## Begin Information shown
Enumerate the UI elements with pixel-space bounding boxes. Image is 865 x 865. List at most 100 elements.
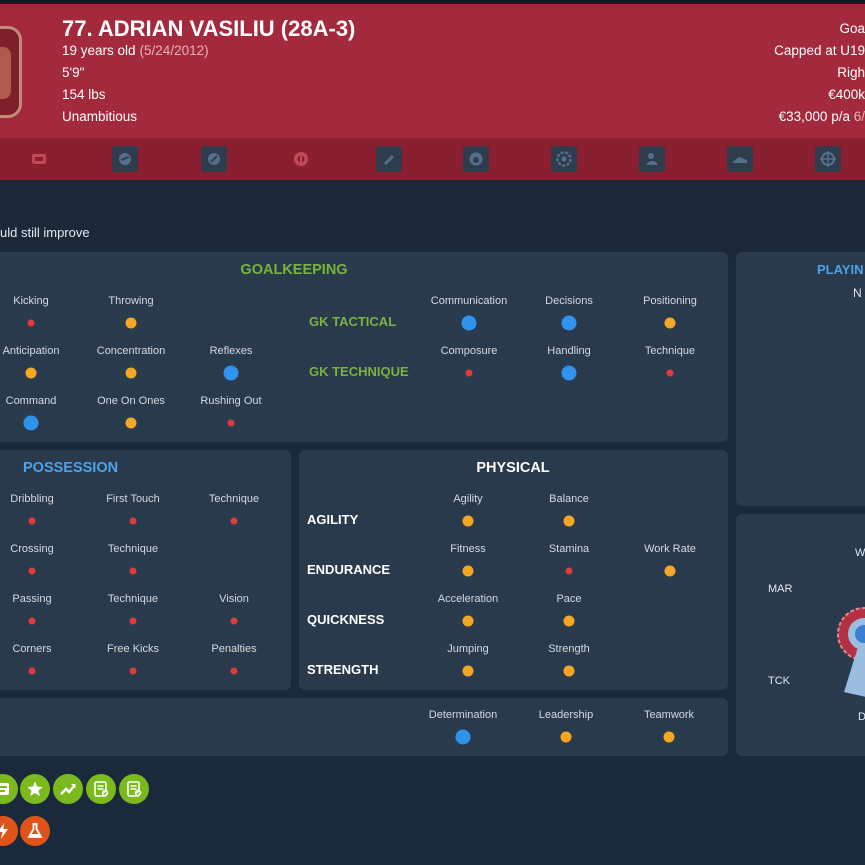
attr-label: Communication [430,295,508,307]
attr-label: Corners [12,643,52,655]
playing-panel [736,252,865,506]
attr-rating-dot [563,615,575,627]
player-position: Goa [839,21,865,36]
physical-panel [299,450,728,690]
attr-label: Strength [548,643,590,655]
attr-rating-dot [565,567,573,575]
attr-label: Technique [208,493,260,505]
shoe-icon[interactable] [727,146,753,172]
physical-title: PHYSICAL [476,460,550,476]
attr-rating-dot [663,731,675,743]
player-value: €400k [828,87,865,102]
helmet-icon[interactable] [463,146,489,172]
attr-rating-dot [561,365,577,381]
player-wage-extra: 6/ [853,109,865,124]
attr-label: Composure [440,345,498,357]
improvement-note: uld still improve [0,225,90,240]
attr-rating-dot [223,365,239,381]
attr-rating-dot [455,729,471,745]
flask-icon[interactable] [20,816,50,846]
attr-label: Agility [453,493,483,505]
attr-rating-dot [125,417,137,429]
radar-label: D [858,711,865,723]
top-strip [0,0,865,4]
physical-group-label: ENDURANCE [307,562,391,577]
person-icon[interactable] [639,146,665,172]
hammer-sickle-icon[interactable] [201,146,227,172]
attr-label: Stamina [548,543,590,555]
goalkeeping-panel [0,252,728,442]
approved-report-icon[interactable] [119,774,149,804]
playing-value: N [853,286,862,300]
attr-label: Concentration [96,345,166,357]
possession-title: POSSESSION [23,460,119,476]
player-dob: (5/24/2012) [139,43,209,58]
radar-label: TCK [768,675,790,687]
attr-rating-dot [465,369,473,377]
attr-rating-dot [666,369,674,377]
attr-rating-dot [125,317,137,329]
attr-rating-dot [129,667,137,675]
attr-label: Free Kicks [107,643,159,655]
attr-rating-dot [129,517,137,525]
club-crest [0,26,22,118]
player-wage: €33,000 p/a [778,109,850,124]
attr-label: Positioning [643,295,697,307]
attr-rating-dot [28,617,36,625]
attr-label: Leadership [538,709,594,721]
attr-label: Technique [107,593,159,605]
attr-rating-dot [560,731,572,743]
attr-rating-dot [227,419,235,427]
attr-label: Work Rate [644,543,696,555]
attr-label: Vision [219,593,249,605]
attr-rating-dot [27,319,35,327]
attr-rating-dot [563,515,575,527]
attr-rating-dot [561,315,577,331]
player-wage-line: €33,000 p/a 6/ [779,109,865,124]
player-caps: Capped at U19 [774,43,865,58]
attr-rating-dot [462,565,474,577]
attr-rating-dot [461,315,477,331]
shield-helmet-icon[interactable] [112,146,138,172]
attr-rating-dot [462,615,474,627]
possession-panel [0,450,291,690]
sub-header-bar [0,180,865,262]
trending-up-icon[interactable] [53,774,83,804]
physical-group-label: STRENGTH [307,662,379,677]
attr-label: Passing [12,593,52,605]
attr-label: Acceleration [437,593,499,605]
attr-label: Handling [547,345,591,357]
radar-label: W [855,547,865,559]
boot-icon[interactable] [376,146,402,172]
player-height: 5'9" [62,65,85,80]
mental-panel [0,698,728,756]
star-icon[interactable] [20,774,50,804]
playing-title: PLAYIN [817,262,864,277]
attr-rating-dot [664,565,676,577]
gk-technique-label: GK TECHNIQUE [309,364,409,379]
attr-label: Crossing [10,543,54,555]
attr-rating-dot [230,617,238,625]
player-name: 77. ADRIAN VASILIU (28A-3) [62,16,356,41]
checklist-icon[interactable] [86,774,116,804]
gear-badge-icon[interactable] [551,146,577,172]
attr-label: Fitness [450,543,486,555]
tab-icon-bar [0,138,865,180]
player-foot: Righ [837,65,865,80]
attr-rating-dot [462,515,474,527]
attr-label: One On Ones [97,395,165,407]
attr-rating-dot [28,667,36,675]
attr-rating-dot [462,665,474,677]
radar-label: MAR [768,583,793,595]
target-icon[interactable] [288,146,314,172]
attr-label: Determination [428,709,498,721]
attr-label: Balance [549,493,589,505]
player-weight: 154 lbs [62,87,106,102]
id-card-icon[interactable] [26,146,52,172]
lightning-icon[interactable] [0,816,18,846]
radar-shape [837,607,865,697]
attr-label: Technique [644,345,696,357]
scouting-report-icon[interactable] [0,774,18,804]
crosshair-icon[interactable] [815,146,841,172]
## End Information shown
Exercise task:
Reproduce every row above word for word, omitting the pictures.

Correct answer:
Enumerate the UI elements with pixel-space bounding boxes. Image is 865 x 865. List at most 100 elements.
attr-label: Communication [430,295,508,307]
attr-label: Corners [12,643,52,655]
playing-panel [736,252,865,506]
attr-rating-dot [563,615,575,627]
player-position: Goa [839,21,865,36]
physical-panel [299,450,728,690]
attr-label: Strength [548,643,590,655]
attr-rating-dot [565,567,573,575]
attr-label: Technique [208,493,260,505]
shoe-icon[interactable] [727,146,753,172]
physical-title: PHYSICAL [476,460,550,476]
attr-rating-dot [663,731,675,743]
player-value: €400k [828,87,865,102]
helmet-icon[interactable] [463,146,489,172]
attr-rating-dot [561,365,577,381]
player-wage-extra: 6/ [853,109,865,124]
attr-label: Composure [440,345,498,357]
improvement-note: uld still improve [0,225,90,240]
attr-rating-dot [223,365,239,381]
attr-rating-dot [455,729,471,745]
flask-icon[interactable] [20,816,50,846]
attr-label: Agility [453,493,483,505]
attr-rating-dot [125,417,137,429]
radar-label: D [858,711,865,723]
top-strip [0,0,865,4]
physical-group-label: ENDURANCE [307,562,391,577]
person-icon[interactable] [639,146,665,172]
hammer-sickle-icon[interactable] [201,146,227,172]
attr-label: Stamina [548,543,590,555]
goalkeeping-panel [0,252,728,442]
approved-report-icon[interactable] [119,774,149,804]
playing-value: N [853,286,862,300]
attr-label: Concentration [96,345,166,357]
possession-title: POSSESSION [23,460,119,476]
player-dob: (5/24/2012) [139,43,209,58]
radar-label: TCK [768,675,790,687]
attr-rating-dot [465,369,473,377]
attr-rating-dot [666,369,674,377]
attr-rating-dot [125,317,137,329]
attr-rating-dot [129,667,137,675]
attr-label: Free Kicks [107,643,159,655]
attr-rating-dot [129,517,137,525]
club-crest [0,26,22,118]
player-wage: €33,000 p/a [778,109,850,124]
attr-label: Positioning [643,295,697,307]
attr-rating-dot [28,617,36,625]
attr-label: Leadership [538,709,594,721]
attr-label: Technique [107,593,159,605]
attr-rating-dot [560,731,572,743]
attr-rating-dot [227,419,235,427]
attr-label: Work Rate [644,543,696,555]
attr-label: Vision [219,593,249,605]
attr-rating-dot [27,319,35,327]
attr-rating-dot [563,515,575,527]
attr-rating-dot [561,315,577,331]
player-wage-line: €33,000 p/a 6/ [779,109,865,124]
player-caps: Capped at U19 [774,43,865,58]
attr-rating-dot [462,565,474,577]
attr-rating-dot [461,315,477,331]
shield-helmet-icon[interactable] [112,146,138,172]
attr-rating-dot [462,615,474,627]
possession-panel [0,450,291,690]
sub-header-bar [0,180,865,262]
trending-up-icon[interactable] [53,774,83,804]
physical-group-label: STRENGTH [307,662,379,677]
attr-label: Passing [12,593,52,605]
attr-label: Acceleration [437,593,499,605]
attr-label: Handling [547,345,591,357]
radar-label: W [855,547,865,559]
boot-icon[interactable] [376,146,402,172]
player-height: 5'9" [62,65,85,80]
mental-panel [0,698,728,756]
star-icon[interactable] [20,774,50,804]
playing-title: PLAYIN [817,262,864,277]
attr-rating-dot [664,565,676,577]
gk-technique-label: GK TECHNIQUE [309,364,409,379]
attr-label: Crossing [10,543,54,555]
attr-rating-dot [230,617,238,625]
player-name: 77. ADRIAN VASILIU (28A-3) [62,16,356,41]
checklist-icon[interactable] [86,774,116,804]
gear-badge-icon[interactable] [551,146,577,172]
attr-label: Fitness [450,543,486,555]
tab-icon-bar [0,138,865,180]
player-foot: Righ [837,65,865,80]
attr-rating-dot [462,515,474,527]
attr-label: One On Ones [97,395,165,407]
attr-rating-dot [28,667,36,675]
attr-rating-dot [462,665,474,677]
radar-label: MAR [768,583,793,595]
target-icon[interactable] [288,146,314,172]
attr-label: Determination [428,709,498,721]
attr-label: Balance [549,493,589,505]
player-weight: 154 lbs [62,87,106,102]
id-card-icon[interactable] [26,146,52,172]
lightning-icon[interactable] [0,816,18,846]
radar-shape [837,607,865,697]
attr-label: Technique [644,345,696,357]
scouting-report-icon[interactable] [0,774,18,804]
crosshair-icon[interactable] [815,146,841,172]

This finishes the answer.